(Provided records Opens)

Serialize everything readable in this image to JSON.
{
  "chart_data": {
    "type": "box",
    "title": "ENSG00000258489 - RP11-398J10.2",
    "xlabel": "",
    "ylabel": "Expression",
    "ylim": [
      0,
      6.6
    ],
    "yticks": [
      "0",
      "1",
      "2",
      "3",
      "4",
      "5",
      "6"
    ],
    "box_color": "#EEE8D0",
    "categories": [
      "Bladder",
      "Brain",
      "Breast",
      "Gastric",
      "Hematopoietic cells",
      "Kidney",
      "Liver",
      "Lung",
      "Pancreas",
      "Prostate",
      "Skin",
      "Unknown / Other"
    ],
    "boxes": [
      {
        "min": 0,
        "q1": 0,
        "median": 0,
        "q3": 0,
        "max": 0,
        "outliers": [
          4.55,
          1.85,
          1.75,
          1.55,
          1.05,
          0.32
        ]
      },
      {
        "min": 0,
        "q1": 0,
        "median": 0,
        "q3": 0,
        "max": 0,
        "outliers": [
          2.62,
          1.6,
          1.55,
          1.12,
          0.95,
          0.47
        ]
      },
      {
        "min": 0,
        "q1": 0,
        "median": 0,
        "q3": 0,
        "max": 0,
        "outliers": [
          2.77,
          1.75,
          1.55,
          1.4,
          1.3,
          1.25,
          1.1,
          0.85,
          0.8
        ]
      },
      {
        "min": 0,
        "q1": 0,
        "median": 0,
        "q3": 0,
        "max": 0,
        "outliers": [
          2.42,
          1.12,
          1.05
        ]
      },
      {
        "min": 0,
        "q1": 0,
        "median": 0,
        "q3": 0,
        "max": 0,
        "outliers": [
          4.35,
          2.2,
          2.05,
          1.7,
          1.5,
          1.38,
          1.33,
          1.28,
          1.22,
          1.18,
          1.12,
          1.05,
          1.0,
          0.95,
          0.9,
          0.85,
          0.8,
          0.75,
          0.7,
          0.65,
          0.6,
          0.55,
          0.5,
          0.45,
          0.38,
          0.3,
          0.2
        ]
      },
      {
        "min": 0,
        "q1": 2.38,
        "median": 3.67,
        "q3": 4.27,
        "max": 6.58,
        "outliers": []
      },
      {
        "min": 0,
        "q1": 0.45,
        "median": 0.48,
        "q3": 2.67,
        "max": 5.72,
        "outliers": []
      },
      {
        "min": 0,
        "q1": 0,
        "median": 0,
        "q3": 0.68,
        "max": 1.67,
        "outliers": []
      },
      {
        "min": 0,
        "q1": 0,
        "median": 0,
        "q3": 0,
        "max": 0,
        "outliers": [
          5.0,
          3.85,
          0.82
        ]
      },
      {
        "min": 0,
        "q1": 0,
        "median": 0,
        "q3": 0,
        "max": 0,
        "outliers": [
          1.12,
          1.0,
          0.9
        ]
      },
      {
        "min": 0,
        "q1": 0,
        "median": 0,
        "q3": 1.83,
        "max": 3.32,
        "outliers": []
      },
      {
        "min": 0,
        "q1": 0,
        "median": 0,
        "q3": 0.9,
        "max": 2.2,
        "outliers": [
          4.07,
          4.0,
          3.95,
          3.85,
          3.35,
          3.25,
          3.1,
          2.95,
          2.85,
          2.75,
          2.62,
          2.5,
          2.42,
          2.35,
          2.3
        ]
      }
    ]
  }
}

(Provided records Closes)

◆ **Exercise goal**
Output each record exactly, leaving nothing out.

◆ **Response**
Serialize everything readable in this image to JSON.
{
  "chart_data": {
    "type": "box",
    "title": "ENSG00000258489 - RP11-398J10.2",
    "xlabel": "",
    "ylabel": "Expression",
    "ylim": [
      0,
      6.6
    ],
    "yticks": [
      "0",
      "1",
      "2",
      "3",
      "4",
      "5",
      "6"
    ],
    "box_color": "#EEE8D0",
    "categories": [
      "Bladder",
      "Brain",
      "Breast",
      "Gastric",
      "Hematopoietic cells",
      "Kidney",
      "Liver",
      "Lung",
      "Pancreas",
      "Prostate",
      "Skin",
      "Unknown / Other"
    ],
    "boxes": [
      {
        "min": 0,
        "q1": 0,
        "median": 0,
        "q3": 0,
        "max": 0,
        "outliers": [
          4.55,
          1.85,
          1.75,
          1.55,
          1.05,
          0.32
        ]
      },
      {
        "min": 0,
        "q1": 0,
        "median": 0,
        "q3": 0,
        "max": 0,
        "outliers": [
          2.62,
          1.6,
          1.55,
          1.12,
          0.95,
          0.47
        ]
      },
      {
        "min": 0,
        "q1": 0,
        "median": 0,
        "q3": 0,
        "max": 0,
        "outliers": [
          2.77,
          1.75,
          1.55,
          1.4,
          1.3,
          1.25,
          1.1,
          0.85,
          0.8
        ]
      },
      {
        "min": 0,
        "q1": 0,
        "median": 0,
        "q3": 0,
        "max": 0,
        "outliers": [
          2.42,
          1.12,
          1.05
        ]
      },
      {
        "min": 0,
        "q1": 0,
        "median": 0,
        "q3": 0,
        "max": 0,
        "outliers": [
          4.35,
          2.2,
          2.05,
          1.7,
          1.5,
          1.38,
          1.33,
          1.28,
          1.22,
          1.18,
          1.12,
          1.05,
          1.0,
          0.95,
          0.9,
          0.85,
          0.8,
          0.75,
          0.7,
          0.65,
          0.6,
          0.55,
          0.5,
          0.45,
          0.38,
          0.3,
          0.2
        ]
      },
      {
        "min": 0,
        "q1": 2.38,
        "median": 3.67,
        "q3": 4.27,
        "max": 6.58,
        "outliers": []
      },
      {
        "min": 0,
        "q1": 0.45,
        "median": 0.48,
        "q3": 2.67,
        "max": 5.72,
        "outliers": []
      },
      {
        "min": 0,
        "q1": 0,
        "median": 0,
        "q3": 0.68,
        "max": 1.67,
        "outliers": []
      },
      {
        "min": 0,
        "q1": 0,
        "median": 0,
        "q3": 0,
        "max": 0,
        "outliers": [
          5.0,
          3.85,
          0.82
        ]
      },
      {
        "min": 0,
        "q1": 0,
        "median": 0,
        "q3": 0,
        "max": 0,
        "outliers": [
          1.12,
          1.0,
          0.9
        ]
      },
      {
        "min": 0,
        "q1": 0,
        "median": 0,
        "q3": 1.83,
        "max": 3.32,
        "outliers": []
      },
      {
        "min": 0,
        "q1": 0,
        "median": 0,
        "q3": 0.9,
        "max": 2.2,
        "outliers": [
          4.07,
          4.0,
          3.95,
          3.85,
          3.35,
          3.25,
          3.1,
          2.95,
          2.85,
          2.75,
          2.62,
          2.5,
          2.42,
          2.35,
          2.3
        ]
      }
    ]
  }
}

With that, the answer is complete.